▶ **Provided records**
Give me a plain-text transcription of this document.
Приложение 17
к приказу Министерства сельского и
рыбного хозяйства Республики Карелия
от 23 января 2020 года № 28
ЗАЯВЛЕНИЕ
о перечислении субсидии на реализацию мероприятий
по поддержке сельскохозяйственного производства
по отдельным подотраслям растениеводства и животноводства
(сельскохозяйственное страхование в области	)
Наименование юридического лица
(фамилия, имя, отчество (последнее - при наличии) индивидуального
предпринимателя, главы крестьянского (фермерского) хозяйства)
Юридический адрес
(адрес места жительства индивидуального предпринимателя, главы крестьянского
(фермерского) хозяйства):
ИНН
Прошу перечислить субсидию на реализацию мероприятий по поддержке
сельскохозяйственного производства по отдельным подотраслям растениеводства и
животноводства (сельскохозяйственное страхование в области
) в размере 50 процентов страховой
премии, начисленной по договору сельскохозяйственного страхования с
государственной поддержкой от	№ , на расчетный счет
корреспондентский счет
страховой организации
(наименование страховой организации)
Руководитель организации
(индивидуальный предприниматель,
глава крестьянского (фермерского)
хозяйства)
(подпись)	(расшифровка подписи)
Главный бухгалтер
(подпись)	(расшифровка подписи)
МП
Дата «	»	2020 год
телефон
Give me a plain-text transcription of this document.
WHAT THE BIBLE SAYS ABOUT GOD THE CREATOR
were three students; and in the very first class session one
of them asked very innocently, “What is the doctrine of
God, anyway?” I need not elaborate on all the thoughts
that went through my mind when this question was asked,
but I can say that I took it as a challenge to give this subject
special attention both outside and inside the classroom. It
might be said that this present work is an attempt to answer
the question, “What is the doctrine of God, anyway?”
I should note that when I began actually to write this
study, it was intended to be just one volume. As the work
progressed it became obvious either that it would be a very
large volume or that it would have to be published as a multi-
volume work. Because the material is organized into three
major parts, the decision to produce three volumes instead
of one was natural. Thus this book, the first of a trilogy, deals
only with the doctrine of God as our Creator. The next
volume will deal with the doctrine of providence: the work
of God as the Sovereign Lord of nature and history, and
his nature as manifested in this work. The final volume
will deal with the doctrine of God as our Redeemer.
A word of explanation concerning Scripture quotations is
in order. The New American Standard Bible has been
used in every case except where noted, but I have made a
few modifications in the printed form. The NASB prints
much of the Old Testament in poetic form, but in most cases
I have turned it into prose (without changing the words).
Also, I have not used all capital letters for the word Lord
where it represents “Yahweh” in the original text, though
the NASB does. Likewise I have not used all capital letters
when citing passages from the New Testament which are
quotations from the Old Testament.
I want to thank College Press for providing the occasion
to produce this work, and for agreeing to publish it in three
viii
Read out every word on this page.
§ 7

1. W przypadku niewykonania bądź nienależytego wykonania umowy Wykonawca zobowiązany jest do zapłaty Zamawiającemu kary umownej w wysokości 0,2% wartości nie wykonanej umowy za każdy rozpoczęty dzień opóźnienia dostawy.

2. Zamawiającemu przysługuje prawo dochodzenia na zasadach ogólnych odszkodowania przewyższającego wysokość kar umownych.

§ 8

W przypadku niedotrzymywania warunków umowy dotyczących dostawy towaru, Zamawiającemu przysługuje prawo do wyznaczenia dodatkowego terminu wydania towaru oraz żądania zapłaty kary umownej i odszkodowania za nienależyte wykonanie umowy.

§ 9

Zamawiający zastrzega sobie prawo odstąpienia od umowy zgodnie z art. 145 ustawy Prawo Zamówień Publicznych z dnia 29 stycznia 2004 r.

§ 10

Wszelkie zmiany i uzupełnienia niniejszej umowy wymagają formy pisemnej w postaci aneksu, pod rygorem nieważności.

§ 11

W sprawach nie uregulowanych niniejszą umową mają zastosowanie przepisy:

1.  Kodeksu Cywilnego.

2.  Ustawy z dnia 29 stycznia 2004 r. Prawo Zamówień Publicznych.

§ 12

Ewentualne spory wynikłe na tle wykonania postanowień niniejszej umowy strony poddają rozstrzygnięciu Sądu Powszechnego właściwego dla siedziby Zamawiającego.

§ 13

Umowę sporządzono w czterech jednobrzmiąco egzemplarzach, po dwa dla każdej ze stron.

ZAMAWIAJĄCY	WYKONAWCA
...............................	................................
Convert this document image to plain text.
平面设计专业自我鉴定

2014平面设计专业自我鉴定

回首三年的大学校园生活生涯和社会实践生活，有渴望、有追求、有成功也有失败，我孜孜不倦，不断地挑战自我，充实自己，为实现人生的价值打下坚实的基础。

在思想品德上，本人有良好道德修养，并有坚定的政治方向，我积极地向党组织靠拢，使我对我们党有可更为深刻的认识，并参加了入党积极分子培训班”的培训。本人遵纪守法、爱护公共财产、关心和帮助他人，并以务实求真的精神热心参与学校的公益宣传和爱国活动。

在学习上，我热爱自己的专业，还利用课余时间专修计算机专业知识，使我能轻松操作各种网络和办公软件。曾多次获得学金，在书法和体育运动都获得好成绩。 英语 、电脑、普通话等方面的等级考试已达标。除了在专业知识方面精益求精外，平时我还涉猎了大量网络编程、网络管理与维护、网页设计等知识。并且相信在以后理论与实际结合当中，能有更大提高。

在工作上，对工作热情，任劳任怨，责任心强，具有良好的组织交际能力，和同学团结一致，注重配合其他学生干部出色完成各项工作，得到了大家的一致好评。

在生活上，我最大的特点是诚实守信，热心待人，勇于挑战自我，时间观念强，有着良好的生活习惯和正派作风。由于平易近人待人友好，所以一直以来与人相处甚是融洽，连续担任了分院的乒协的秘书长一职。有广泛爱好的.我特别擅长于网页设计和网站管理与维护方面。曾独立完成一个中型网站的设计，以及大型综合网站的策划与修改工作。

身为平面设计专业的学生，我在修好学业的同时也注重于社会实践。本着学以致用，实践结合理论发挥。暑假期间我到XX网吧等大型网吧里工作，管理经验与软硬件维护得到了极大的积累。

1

▶ **Task prompt**
Every record above should be output exactly.

▶ **Result for this exercise**
Give me a plain-text transcription of this document.
Приложение 17
к приказу Министерства сельского и
рыбного хозяйства Республики Карелия
от 23 января 2020 года № 28
ЗАЯВЛЕНИЕ
о перечислении субсидии на реализацию мероприятий
по поддержке сельскохозяйственного производства
по отдельным подотраслям растениеводства и животноводства
(сельскохозяйственное страхование в области	)
Наименование юридического лица
(фамилия, имя, отчество (последнее - при наличии) индивидуального
предпринимателя, главы крестьянского (фермерского) хозяйства)
Юридический адрес
(адрес места жительства индивидуального предпринимателя, главы крестьянского
(фермерского) хозяйства):
ИНН
Прошу перечислить субсидию на реализацию мероприятий по поддержке
сельскохозяйственного производства по отдельным подотраслям растениеводства и
животноводства (сельскохозяйственное страхование в области
) в размере 50 процентов страховой
премии, начисленной по договору сельскохозяйственного страхования с
государственной поддержкой от	№ , на расчетный счет
корреспондентский счет
страховой организации
(наименование страховой организации)
Руководитель организации
(индивидуальный предприниматель,
глава крестьянского (фермерского)
хозяйства)
(подпись)	(расшифровка подписи)
Главный бухгалтер
(подпись)	(расшифровка подписи)
МП
Дата «	»	2020 год
телефон
Give me a plain-text transcription of this document.
WHAT THE BIBLE SAYS ABOUT GOD THE CREATOR
were three students; and in the very first class session one
of them asked very innocently, “What is the doctrine of
God, anyway?” I need not elaborate on all the thoughts
that went through my mind when this question was asked,
but I can say that I took it as a challenge to give this subject
special attention both outside and inside the classroom. It
might be said that this present work is an attempt to answer
the question, “What is the doctrine of God, anyway?”
I should note that when I began actually to write this
study, it was intended to be just one volume. As the work
progressed it became obvious either that it would be a very
large volume or that it would have to be published as a multi-
volume work. Because the material is organized into three
major parts, the decision to produce three volumes instead
of one was natural. Thus this book, the first of a trilogy, deals
only with the doctrine of God as our Creator. The next
volume will deal with the doctrine of providence: the work
of God as the Sovereign Lord of nature and history, and
his nature as manifested in this work. The final volume
will deal with the doctrine of God as our Redeemer.
A word of explanation concerning Scripture quotations is
in order. The New American Standard Bible has been
used in every case except where noted, but I have made a
few modifications in the printed form. The NASB prints
much of the Old Testament in poetic form, but in most cases
I have turned it into prose (without changing the words).
Also, I have not used all capital letters for the word Lord
where it represents “Yahweh” in the original text, though
the NASB does. Likewise I have not used all capital letters
when citing passages from the New Testament which are
quotations from the Old Testament.
I want to thank College Press for providing the occasion
to produce this work, and for agreeing to publish it in three
viii
Read out every word on this page.
§ 7

1. W przypadku niewykonania bądź nienależytego wykonania umowy Wykonawca zobowiązany jest do zapłaty Zamawiającemu kary umownej w wysokości 0,2% wartości nie wykonanej umowy za każdy rozpoczęty dzień opóźnienia dostawy.

2. Zamawiającemu przysługuje prawo dochodzenia na zasadach ogólnych odszkodowania przewyższającego wysokość kar umownych.

§ 8

W przypadku niedotrzymywania warunków umowy dotyczących dostawy towaru, Zamawiającemu przysługuje prawo do wyznaczenia dodatkowego terminu wydania towaru oraz żądania zapłaty kary umownej i odszkodowania za nienależyte wykonanie umowy.

§ 9

Zamawiający zastrzega sobie prawo odstąpienia od umowy zgodnie z art. 145 ustawy Prawo Zamówień Publicznych z dnia 29 stycznia 2004 r.

§ 10

Wszelkie zmiany i uzupełnienia niniejszej umowy wymagają formy pisemnej w postaci aneksu, pod rygorem nieważności.

§ 11

W sprawach nie uregulowanych niniejszą umową mają zastosowanie przepisy:

1.  Kodeksu Cywilnego.

2.  Ustawy z dnia 29 stycznia 2004 r. Prawo Zamówień Publicznych.

§ 12

Ewentualne spory wynikłe na tle wykonania postanowień niniejszej umowy strony poddają rozstrzygnięciu Sądu Powszechnego właściwego dla siedziby Zamawiającego.

§ 13

Umowę sporządzono w czterech jednobrzmiąco egzemplarzach, po dwa dla każdej ze stron.

ZAMAWIAJĄCY	WYKONAWCA
...............................	................................
Convert this document image to plain text.
平面设计专业自我鉴定

2014平面设计专业自我鉴定

回首三年的大学校园生活生涯和社会实践生活，有渴望、有追求、有成功也有失败，我孜孜不倦，不断地挑战自我，充实自己，为实现人生的价值打下坚实的基础。

在思想品德上，本人有良好道德修养，并有坚定的政治方向，我积极地向党组织靠拢，使我对我们党有可更为深刻的认识，并参加了入党积极分子培训班”的培训。本人遵纪守法、爱护公共财产、关心和帮助他人，并以务实求真的精神热心参与学校的公益宣传和爱国活动。

在学习上，我热爱自己的专业，还利用课余时间专修计算机专业知识，使我能轻松操作各种网络和办公软件。曾多次获得学金，在书法和体育运动都获得好成绩。 英语 、电脑、普通话等方面的等级考试已达标。除了在专业知识方面精益求精外，平时我还涉猎了大量网络编程、网络管理与维护、网页设计等知识。并且相信在以后理论与实际结合当中，能有更大提高。

在工作上，对工作热情，任劳任怨，责任心强，具有良好的组织交际能力，和同学团结一致，注重配合其他学生干部出色完成各项工作，得到了大家的一致好评。

在生活上，我最大的特点是诚实守信，热心待人，勇于挑战自我，时间观念强，有着良好的生活习惯和正派作风。由于平易近人待人友好，所以一直以来与人相处甚是融洽，连续担任了分院的乒协的秘书长一职。有广泛爱好的.我特别擅长于网页设计和网站管理与维护方面。曾独立完成一个中型网站的设计，以及大型综合网站的策划与修改工作。

身为平面设计专业的学生，我在修好学业的同时也注重于社会实践。本着学以致用，实践结合理论发挥。暑假期间我到XX网吧等大型网吧里工作，管理经验与软硬件维护得到了极大的积累。

1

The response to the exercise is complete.